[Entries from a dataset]
------------
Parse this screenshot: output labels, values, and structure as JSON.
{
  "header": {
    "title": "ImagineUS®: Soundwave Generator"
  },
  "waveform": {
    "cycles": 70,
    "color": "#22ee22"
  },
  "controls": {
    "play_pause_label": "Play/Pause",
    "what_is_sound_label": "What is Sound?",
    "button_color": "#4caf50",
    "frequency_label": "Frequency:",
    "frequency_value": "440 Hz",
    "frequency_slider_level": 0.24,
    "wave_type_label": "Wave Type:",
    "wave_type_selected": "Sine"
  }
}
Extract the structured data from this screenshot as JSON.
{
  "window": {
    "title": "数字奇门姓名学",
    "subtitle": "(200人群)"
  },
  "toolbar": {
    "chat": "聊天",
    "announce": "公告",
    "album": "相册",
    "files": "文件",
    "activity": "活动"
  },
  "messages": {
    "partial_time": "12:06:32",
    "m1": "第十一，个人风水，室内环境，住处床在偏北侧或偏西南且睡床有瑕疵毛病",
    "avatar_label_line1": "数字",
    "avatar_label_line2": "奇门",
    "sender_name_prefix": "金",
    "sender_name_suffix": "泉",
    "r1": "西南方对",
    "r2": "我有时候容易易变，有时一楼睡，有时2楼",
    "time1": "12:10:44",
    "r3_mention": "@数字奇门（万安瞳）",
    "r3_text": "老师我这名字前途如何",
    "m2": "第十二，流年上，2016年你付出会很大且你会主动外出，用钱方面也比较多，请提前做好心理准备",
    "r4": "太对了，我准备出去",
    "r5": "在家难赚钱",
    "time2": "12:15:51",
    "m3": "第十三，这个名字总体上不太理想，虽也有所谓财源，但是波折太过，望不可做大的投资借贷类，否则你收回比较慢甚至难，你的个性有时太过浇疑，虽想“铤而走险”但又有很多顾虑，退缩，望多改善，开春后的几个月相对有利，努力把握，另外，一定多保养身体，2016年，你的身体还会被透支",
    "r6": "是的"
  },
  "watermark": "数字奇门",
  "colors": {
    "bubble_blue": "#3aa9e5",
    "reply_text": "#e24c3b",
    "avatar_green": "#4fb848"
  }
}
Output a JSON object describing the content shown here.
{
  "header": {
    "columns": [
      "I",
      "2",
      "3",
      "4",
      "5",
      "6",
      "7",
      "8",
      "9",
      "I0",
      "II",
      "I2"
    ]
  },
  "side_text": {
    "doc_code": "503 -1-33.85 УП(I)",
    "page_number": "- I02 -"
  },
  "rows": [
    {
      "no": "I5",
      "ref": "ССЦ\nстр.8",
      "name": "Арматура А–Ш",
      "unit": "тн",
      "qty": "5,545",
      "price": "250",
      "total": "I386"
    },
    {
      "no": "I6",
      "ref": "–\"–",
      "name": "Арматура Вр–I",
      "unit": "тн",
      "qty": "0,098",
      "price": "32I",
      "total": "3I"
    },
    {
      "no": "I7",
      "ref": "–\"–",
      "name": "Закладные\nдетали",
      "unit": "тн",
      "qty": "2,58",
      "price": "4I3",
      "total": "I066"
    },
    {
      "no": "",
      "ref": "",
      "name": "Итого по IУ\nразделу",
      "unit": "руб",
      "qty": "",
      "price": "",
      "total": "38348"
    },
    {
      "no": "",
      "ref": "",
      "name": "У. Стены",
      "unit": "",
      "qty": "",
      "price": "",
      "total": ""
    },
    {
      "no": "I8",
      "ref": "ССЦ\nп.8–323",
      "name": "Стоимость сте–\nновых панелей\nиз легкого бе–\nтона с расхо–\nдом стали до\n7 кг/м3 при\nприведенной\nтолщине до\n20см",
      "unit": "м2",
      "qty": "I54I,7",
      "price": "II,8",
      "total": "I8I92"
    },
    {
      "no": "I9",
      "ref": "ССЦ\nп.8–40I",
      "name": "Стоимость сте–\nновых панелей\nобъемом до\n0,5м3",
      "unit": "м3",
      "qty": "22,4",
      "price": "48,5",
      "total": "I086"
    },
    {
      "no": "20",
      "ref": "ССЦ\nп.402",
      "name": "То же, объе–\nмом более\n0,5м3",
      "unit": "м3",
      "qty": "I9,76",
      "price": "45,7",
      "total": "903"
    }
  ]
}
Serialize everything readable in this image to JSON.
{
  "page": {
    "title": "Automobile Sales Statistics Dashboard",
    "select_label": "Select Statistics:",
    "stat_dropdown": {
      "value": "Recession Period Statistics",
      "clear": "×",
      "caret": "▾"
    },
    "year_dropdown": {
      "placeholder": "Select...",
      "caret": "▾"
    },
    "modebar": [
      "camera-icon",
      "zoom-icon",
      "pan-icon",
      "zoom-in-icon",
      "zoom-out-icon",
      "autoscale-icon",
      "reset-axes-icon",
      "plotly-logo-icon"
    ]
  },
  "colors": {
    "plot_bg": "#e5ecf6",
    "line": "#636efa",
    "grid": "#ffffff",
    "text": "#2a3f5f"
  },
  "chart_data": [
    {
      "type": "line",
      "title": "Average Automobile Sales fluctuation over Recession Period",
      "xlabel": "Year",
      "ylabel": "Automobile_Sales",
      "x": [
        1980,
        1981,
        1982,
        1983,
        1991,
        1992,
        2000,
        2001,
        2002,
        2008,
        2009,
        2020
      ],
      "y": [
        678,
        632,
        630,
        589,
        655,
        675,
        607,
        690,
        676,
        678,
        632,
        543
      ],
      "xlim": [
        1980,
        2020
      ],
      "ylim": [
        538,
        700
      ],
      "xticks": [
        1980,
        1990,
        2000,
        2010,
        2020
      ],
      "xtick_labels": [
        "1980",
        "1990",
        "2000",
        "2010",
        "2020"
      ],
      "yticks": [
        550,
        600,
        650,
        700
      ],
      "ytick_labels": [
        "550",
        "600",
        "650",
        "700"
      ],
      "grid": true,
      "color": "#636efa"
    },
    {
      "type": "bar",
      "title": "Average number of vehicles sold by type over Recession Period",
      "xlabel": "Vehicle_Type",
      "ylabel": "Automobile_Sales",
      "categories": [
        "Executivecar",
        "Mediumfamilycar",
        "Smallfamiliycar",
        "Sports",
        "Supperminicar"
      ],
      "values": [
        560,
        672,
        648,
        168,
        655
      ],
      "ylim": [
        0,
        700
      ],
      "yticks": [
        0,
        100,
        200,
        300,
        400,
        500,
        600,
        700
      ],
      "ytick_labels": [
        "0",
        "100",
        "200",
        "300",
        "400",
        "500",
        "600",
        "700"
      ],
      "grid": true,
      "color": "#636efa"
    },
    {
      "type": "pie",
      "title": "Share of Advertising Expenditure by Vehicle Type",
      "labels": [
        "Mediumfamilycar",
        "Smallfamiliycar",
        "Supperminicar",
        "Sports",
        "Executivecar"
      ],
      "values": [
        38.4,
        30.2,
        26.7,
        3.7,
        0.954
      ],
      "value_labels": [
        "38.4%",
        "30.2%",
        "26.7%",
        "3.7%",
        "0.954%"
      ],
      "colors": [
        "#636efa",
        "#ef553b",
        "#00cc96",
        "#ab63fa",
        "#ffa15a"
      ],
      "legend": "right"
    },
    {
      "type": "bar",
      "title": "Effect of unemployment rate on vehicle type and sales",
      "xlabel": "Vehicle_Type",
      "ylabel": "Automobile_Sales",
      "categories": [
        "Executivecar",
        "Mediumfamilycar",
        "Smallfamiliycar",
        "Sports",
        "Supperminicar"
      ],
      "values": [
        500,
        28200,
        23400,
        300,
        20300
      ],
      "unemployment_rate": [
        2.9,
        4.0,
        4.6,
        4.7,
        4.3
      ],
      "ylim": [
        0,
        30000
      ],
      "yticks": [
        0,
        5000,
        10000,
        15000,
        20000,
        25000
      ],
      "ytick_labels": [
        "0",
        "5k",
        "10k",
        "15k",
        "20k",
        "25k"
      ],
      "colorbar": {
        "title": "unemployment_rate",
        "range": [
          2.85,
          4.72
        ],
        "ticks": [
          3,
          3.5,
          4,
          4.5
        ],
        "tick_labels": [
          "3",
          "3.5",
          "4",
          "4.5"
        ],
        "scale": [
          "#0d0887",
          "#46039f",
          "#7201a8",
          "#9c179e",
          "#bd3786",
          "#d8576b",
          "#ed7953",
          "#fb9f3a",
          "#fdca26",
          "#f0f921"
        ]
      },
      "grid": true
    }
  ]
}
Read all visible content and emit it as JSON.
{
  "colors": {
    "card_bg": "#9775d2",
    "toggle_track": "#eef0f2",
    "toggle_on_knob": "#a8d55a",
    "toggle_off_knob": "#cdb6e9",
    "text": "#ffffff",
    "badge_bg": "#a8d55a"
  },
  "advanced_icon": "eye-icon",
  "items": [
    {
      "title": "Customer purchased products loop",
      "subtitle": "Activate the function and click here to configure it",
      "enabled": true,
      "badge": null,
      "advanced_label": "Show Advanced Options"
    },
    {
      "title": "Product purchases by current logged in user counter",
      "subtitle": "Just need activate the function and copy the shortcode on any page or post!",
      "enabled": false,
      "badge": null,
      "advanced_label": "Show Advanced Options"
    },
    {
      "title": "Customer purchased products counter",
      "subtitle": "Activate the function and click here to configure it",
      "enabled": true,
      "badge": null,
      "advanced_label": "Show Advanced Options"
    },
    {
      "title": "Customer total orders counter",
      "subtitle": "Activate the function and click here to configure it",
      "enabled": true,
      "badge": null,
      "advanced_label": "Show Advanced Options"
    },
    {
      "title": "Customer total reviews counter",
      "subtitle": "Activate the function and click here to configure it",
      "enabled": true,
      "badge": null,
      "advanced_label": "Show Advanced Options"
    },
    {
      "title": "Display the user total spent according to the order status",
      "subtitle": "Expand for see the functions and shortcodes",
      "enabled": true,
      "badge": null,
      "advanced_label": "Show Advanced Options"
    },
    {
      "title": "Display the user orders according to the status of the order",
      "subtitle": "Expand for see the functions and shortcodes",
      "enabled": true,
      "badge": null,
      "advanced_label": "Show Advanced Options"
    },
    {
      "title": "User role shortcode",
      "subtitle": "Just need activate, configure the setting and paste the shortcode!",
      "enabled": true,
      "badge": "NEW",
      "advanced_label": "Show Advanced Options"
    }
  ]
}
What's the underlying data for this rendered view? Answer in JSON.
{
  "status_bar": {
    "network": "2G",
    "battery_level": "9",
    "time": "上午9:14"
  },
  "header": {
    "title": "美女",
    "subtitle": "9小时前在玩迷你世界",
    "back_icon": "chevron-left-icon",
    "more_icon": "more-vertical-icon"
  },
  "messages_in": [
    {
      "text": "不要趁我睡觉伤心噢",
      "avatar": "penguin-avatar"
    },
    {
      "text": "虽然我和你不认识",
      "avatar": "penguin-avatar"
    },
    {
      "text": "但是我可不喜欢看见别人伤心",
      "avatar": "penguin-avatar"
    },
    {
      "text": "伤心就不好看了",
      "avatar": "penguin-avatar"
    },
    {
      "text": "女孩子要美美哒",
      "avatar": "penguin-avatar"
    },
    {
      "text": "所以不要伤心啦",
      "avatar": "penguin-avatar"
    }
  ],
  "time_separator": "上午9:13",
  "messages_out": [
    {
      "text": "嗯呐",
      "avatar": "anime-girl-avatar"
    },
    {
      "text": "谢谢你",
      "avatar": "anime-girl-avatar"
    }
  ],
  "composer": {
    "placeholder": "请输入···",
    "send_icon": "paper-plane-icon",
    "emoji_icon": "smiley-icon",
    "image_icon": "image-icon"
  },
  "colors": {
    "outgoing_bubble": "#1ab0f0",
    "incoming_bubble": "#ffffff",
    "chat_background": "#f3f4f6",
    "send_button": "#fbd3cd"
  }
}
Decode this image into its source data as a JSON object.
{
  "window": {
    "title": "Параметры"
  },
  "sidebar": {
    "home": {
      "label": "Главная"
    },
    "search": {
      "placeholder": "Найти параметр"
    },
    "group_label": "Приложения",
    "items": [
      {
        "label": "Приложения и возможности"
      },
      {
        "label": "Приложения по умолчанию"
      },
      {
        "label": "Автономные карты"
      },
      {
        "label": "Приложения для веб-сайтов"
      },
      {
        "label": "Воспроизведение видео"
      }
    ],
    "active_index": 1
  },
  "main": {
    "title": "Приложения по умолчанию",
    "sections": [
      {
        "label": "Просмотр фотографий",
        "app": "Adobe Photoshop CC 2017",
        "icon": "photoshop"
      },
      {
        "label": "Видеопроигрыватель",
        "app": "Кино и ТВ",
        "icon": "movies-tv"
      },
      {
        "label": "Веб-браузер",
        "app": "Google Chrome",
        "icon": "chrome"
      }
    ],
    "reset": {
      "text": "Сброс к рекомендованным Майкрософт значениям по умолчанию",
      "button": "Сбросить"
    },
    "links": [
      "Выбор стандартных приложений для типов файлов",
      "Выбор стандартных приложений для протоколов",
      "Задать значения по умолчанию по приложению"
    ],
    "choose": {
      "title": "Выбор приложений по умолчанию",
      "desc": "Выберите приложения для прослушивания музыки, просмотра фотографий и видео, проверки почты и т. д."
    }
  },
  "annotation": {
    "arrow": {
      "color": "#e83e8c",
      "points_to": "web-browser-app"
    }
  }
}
------------
Task: Collect each line above holding the string "фотографий".

Task response:
        "label": "Просмотр фотографий",
      "desc": "Выберите приложения для прослушивания музыки, просмотра фотографий и видео, проверки почты и т. д."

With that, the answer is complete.